*Provided passage:*
Start of Block

2 . The method of claim 1 , wherein (S)-N-hydroxy-2-(2-(4-methoxyphenyl)butanamido)thiazole-5-carboxamide or a pharmaceutically acceptable salt thereof is administered to the subject.
3 . The method of claim 2 , wherein the (S)-N-hydroxy-2-(2-(4-methoxyphenyl)butanamido)thiazole-5-carboxamide or pharmaceutically acceptable salt thereof is administered orally.
4 . The method of claim 2 , wherein the (S)-N-hydroxy-2-(2-(4-methoxyphenyl)butanamido)thiazole-5-carboxamide or pharmaceutically acceptable salt thereof is administered at a dose of between 1 mg/kg/day and 1600 mg/kg/day.
5 . The method of claim 1 , wherein the N-hydroxy-2-(2-(4-methoxyphenyl)butanamido)thiazole-5-carboxamide or enantiomer, pharmaceutically acceptable salt, solvate, or chemically protected form thereof is administered at a dose of about 100, 200, 400, 800, or 1600 mg per day.
6 . The method of claim 1 , wherein the SCCOHT is SMARCA4-negative or the subject is SMARCA4-negative.
7 . (canceled)
8 . The method of claim 6 , wherein SMARCA4 expression is evaluated by a method comprising:
(a) obtaining a biological sample from the subject; (b) contacting the biological sample or a portion thereof with an antibody that specifically binds SMARCA4; and (c) detecting an amount of the antibody that is bound to SMARCA4.
9 . The method of claim 6 , wherein SMARCA4 expression and/or function is evaluated by a method comprising:
(a) obtaining a biological sample from the subject; (b) sequencing at least one DNA sequence encoding a SMARCA4 protein from the biological sample or a portion thereof; and (c) determining if the at least one DNA sequence encoding the SMARCA4 protein contains a mutation affecting the expression and/or function of the SMARCA4 protein.
10 . The method of claim 1 , wherein the subject is less than 40 years of age, less than 30 years of age, less than 20 years of age, or between 20 and 30 years of age, inclusive of the endpoints.
11 . The method of claim 1 , wherein the N-hydroxy-2-(2-(4-methoxyphenyl)butanamido)thiazole-5-carboxamide or enantiomer, pharmaceutically acceptable salt, solvate, or chemically protected form thereof prevents and/or inhibits proliferation of an SCCOHT cell.
12 . A method of treating SCCOHT in a subject in need thereof, the method comprising
administering to the subject in an oral tablet a therapeutically effective amount of N-hydroxy-2-(2-(4-methoxyphenyl)butanamido)thiazole-5-carboxamide or an enantiomer, pharmaceutically acceptable salt, solvate, or chemically protected form thereof.

End of Block

(Records from a collection)
Start of Block

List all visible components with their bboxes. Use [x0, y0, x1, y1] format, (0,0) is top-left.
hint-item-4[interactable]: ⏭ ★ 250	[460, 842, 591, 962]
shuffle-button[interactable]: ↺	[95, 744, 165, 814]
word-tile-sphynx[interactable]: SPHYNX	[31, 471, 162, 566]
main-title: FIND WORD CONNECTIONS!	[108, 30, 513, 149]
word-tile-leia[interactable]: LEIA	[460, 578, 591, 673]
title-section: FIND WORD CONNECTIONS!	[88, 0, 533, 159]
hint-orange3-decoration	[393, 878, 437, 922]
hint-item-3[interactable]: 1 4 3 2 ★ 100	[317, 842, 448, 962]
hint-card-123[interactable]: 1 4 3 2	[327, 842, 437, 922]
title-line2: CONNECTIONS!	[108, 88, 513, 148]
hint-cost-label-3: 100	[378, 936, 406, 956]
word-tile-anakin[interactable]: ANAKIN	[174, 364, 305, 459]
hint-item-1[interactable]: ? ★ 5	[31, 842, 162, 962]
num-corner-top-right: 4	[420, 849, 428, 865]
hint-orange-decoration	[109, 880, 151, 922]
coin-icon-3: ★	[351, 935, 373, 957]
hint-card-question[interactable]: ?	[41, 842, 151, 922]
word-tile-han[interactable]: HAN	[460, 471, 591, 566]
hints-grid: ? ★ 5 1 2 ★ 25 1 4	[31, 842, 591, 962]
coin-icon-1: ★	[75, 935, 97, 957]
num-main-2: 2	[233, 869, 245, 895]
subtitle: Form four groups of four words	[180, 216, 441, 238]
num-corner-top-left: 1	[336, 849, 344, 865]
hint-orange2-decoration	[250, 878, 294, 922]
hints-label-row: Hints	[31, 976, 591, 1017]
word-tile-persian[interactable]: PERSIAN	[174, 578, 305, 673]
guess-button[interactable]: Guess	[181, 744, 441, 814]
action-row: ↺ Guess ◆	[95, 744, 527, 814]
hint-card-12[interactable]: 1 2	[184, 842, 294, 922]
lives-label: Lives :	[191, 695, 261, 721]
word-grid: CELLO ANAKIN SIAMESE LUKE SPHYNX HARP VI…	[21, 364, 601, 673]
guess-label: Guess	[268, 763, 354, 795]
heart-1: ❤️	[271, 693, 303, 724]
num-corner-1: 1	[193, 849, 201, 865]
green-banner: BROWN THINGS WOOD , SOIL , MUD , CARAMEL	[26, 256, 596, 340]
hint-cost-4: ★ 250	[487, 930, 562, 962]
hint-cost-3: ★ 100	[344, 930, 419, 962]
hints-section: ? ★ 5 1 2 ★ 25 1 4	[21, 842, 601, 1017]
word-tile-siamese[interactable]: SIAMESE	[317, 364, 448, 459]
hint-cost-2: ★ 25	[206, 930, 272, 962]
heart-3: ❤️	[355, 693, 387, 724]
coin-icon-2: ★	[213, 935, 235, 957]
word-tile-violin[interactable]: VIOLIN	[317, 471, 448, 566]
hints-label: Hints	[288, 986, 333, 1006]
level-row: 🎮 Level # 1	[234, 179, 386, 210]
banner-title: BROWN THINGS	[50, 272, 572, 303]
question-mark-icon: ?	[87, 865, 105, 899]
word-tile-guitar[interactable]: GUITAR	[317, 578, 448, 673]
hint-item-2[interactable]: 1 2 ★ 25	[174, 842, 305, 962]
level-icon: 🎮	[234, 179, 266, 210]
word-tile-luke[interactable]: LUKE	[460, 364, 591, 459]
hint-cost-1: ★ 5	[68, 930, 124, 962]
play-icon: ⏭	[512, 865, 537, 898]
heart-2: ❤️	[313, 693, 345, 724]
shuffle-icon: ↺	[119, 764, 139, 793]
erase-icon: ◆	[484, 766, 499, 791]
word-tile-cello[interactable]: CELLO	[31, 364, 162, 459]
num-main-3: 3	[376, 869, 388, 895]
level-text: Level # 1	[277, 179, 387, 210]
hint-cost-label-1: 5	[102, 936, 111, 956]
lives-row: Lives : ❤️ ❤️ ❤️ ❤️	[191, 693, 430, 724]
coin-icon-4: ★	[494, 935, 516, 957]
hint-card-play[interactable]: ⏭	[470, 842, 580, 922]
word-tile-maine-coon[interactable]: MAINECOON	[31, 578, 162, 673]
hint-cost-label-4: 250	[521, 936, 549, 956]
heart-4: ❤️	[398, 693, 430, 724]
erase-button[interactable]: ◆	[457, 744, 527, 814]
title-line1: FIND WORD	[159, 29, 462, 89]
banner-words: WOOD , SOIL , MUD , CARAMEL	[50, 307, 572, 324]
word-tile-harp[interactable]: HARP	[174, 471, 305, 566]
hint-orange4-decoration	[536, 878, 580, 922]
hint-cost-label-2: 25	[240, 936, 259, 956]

End of Block

*Apply what you read:*
a – Answer these questions using the patent claims:
(i) How does claim 3 say the (S)-form of the compound is administered?
(ii) What dose range does claim 4 give?
(iii) Under claim 12, in what form is the compound given to the subject?
b – Quote the patent claims from "11 . The method" up to and including "an SCCOHT cell.".

*Solution set:*
a –
(i) Orally.
(ii) Between 1 mg/kg/day and 1600 mg/kg/day.
(iii) In an oral tablet.

b –
11 . The method of claim 1 , wherein the N-hydroxy-2-(2-(4-methoxyphenyl)butanamido)thiazole-5-carboxamide or enantiomer, pharmaceutically acceptable salt, solvate, or chemically protected form thereof prevents and/or inhibits proliferation of an SCCOHT cell.